→ **What is being asked**
Exactly the lines from the one containing "Output a JSON" through the end of the data below are to be reproduced, and nothing besides them.

→ **Data supplied**
═══
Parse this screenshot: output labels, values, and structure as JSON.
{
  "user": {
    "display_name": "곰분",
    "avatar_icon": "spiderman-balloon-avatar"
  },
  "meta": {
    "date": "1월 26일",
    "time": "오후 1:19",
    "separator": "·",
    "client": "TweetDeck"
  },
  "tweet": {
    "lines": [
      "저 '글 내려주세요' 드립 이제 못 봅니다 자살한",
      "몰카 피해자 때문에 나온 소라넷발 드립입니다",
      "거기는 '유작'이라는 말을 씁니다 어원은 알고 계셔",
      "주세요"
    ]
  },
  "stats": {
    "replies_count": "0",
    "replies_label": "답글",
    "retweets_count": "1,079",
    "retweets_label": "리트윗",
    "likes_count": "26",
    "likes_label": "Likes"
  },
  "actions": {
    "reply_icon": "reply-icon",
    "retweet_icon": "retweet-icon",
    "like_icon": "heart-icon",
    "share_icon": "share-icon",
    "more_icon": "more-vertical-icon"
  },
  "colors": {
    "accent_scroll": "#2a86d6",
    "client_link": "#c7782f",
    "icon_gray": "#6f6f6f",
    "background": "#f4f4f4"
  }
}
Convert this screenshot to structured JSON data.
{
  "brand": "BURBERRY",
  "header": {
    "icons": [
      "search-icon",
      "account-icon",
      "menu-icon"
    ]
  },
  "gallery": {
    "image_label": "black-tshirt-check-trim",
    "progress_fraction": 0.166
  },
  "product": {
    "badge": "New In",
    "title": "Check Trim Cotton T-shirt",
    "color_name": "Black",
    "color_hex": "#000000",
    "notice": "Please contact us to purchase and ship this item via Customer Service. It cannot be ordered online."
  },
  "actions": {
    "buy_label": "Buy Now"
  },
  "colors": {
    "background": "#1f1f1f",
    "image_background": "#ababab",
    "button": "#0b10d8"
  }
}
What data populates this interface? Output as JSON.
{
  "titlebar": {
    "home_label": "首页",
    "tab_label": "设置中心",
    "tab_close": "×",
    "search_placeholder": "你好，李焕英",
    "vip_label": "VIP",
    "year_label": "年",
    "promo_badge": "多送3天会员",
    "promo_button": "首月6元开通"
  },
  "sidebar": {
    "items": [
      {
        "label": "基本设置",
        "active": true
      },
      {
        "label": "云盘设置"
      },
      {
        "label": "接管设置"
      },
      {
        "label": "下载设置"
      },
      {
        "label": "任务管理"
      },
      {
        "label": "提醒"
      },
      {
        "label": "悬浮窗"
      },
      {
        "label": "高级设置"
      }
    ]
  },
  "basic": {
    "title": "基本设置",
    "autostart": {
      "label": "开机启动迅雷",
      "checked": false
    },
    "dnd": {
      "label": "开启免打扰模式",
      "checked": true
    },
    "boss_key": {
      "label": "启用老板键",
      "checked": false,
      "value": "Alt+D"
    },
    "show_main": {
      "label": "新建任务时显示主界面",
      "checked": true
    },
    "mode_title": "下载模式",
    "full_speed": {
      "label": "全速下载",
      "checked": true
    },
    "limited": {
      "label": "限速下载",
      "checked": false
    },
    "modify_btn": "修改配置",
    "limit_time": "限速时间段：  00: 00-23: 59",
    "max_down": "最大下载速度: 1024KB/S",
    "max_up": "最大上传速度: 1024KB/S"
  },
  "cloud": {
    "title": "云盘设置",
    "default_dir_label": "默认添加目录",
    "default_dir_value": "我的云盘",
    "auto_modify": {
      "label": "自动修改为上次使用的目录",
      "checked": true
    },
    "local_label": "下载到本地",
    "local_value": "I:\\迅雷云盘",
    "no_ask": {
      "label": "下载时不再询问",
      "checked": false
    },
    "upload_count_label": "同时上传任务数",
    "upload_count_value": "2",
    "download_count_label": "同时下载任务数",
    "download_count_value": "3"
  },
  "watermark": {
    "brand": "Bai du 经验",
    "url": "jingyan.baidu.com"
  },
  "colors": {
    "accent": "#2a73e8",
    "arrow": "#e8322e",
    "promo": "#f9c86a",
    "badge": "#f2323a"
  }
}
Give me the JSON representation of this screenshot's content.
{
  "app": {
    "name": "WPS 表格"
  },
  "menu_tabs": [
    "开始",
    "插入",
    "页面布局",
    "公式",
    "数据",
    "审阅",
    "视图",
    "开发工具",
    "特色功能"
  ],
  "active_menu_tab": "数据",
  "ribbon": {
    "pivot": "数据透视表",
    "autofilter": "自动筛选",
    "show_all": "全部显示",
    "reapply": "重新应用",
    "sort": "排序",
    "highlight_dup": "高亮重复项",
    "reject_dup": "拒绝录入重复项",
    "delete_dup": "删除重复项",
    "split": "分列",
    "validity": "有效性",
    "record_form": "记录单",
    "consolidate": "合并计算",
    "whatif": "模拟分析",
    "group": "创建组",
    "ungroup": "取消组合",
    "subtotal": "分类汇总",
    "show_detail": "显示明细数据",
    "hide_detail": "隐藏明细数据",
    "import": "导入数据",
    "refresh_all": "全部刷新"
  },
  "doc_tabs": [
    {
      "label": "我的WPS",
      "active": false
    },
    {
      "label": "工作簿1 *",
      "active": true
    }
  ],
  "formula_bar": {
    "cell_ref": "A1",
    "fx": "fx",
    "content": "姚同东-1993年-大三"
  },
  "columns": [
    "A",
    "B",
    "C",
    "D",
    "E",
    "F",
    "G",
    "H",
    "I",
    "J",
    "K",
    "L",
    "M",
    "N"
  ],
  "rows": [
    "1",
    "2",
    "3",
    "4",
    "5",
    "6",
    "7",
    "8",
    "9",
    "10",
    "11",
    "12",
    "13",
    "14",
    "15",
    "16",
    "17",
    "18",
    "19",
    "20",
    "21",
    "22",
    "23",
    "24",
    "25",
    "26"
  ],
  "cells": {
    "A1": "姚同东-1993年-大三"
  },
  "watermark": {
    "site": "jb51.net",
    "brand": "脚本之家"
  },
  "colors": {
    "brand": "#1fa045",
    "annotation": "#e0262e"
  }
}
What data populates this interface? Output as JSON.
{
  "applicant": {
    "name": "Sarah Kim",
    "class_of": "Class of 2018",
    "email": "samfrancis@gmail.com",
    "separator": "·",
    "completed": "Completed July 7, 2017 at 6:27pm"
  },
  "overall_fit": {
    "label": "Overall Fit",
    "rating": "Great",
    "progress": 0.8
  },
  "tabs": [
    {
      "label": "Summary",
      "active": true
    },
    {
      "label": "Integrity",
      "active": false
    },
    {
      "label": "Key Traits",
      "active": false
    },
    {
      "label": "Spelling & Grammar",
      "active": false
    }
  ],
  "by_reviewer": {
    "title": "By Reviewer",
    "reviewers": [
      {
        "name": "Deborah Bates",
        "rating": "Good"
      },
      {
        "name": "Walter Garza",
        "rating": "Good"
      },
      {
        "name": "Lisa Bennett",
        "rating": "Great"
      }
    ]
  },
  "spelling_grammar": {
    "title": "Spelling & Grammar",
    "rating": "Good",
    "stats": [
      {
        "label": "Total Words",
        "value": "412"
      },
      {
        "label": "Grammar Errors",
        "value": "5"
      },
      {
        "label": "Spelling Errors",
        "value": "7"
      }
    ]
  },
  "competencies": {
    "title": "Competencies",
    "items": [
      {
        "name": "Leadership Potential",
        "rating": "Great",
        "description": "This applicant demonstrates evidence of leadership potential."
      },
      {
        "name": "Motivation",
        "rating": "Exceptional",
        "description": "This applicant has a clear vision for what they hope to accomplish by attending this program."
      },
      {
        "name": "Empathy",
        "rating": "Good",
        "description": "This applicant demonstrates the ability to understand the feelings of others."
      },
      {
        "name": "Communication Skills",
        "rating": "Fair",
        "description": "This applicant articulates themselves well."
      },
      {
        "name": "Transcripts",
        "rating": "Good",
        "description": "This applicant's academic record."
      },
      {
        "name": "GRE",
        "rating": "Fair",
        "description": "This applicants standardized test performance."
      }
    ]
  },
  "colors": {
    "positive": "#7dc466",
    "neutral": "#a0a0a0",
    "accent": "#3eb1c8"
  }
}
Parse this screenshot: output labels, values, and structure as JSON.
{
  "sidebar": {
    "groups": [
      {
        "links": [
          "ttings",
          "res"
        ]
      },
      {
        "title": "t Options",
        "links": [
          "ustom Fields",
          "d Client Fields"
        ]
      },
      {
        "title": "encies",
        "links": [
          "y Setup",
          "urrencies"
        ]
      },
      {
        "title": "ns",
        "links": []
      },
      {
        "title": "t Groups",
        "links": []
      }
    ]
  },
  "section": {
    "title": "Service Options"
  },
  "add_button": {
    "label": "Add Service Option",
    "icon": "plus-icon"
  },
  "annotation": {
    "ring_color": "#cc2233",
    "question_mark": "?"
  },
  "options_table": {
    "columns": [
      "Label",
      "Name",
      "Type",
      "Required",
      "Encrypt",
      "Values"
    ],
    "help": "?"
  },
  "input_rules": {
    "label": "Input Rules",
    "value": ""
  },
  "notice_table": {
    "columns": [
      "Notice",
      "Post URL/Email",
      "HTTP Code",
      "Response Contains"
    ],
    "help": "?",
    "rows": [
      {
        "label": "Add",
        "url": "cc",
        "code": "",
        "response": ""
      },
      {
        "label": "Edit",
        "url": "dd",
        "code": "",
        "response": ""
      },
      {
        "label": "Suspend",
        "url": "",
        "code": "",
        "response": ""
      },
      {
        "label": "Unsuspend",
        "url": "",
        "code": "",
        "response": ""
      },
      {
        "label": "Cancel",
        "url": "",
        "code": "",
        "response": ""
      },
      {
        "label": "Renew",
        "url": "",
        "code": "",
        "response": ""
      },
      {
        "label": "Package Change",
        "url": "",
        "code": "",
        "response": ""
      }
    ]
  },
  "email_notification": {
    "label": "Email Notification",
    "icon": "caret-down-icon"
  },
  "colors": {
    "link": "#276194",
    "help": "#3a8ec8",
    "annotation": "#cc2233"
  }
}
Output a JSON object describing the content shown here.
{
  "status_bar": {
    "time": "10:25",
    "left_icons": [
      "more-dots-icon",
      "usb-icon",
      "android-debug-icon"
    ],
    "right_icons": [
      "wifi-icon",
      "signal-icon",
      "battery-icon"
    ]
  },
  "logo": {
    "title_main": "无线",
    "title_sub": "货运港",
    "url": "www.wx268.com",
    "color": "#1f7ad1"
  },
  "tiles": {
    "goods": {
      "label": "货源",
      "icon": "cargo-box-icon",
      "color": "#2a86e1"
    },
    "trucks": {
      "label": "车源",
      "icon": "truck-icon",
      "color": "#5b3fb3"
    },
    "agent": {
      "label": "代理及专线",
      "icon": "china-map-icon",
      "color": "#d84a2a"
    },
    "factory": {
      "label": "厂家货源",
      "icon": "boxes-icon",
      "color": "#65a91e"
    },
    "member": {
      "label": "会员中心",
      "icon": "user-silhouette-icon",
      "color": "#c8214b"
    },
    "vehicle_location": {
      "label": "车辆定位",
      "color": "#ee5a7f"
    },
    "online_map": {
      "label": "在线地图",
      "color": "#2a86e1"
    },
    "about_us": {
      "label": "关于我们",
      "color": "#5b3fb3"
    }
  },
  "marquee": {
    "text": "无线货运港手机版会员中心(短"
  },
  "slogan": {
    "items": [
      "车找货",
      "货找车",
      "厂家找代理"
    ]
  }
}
═══
→ **Written response**
Output a JSON object describing the content shown here.
{
  "status_bar": {
    "time": "10:25",
    "left_icons": [
      "more-dots-icon",
      "usb-icon",
      "android-debug-icon"
    ],
    "right_icons": [
      "wifi-icon",
      "signal-icon",
      "battery-icon"
    ]
  },
  "logo": {
    "title_main": "无线",
    "title_sub": "货运港",
    "url": "www.wx268.com",
    "color": "#1f7ad1"
  },
  "tiles": {
    "goods": {
      "label": "货源",
      "icon": "cargo-box-icon",
      "color": "#2a86e1"
    },
    "trucks": {
      "label": "车源",
      "icon": "truck-icon",
      "color": "#5b3fb3"
    },
    "agent": {
      "label": "代理及专线",
      "icon": "china-map-icon",
      "color": "#d84a2a"
    },
    "factory": {
      "label": "厂家货源",
      "icon": "boxes-icon",
      "color": "#65a91e"
    },
    "member": {
      "label": "会员中心",
      "icon": "user-silhouette-icon",
      "color": "#c8214b"
    },
    "vehicle_location": {
      "label": "车辆定位",
      "color": "#ee5a7f"
    },
    "online_map": {
      "label": "在线地图",
      "color": "#2a86e1"
    },
    "about_us": {
      "label": "关于我们",
      "color": "#5b3fb3"
    }
  },
  "marquee": {
    "text": "无线货运港手机版会员中心(短"
  },
  "slogan": {
    "items": [
      "车找货",
      "货找车",
      "厂家找代理"
    ]
  }
}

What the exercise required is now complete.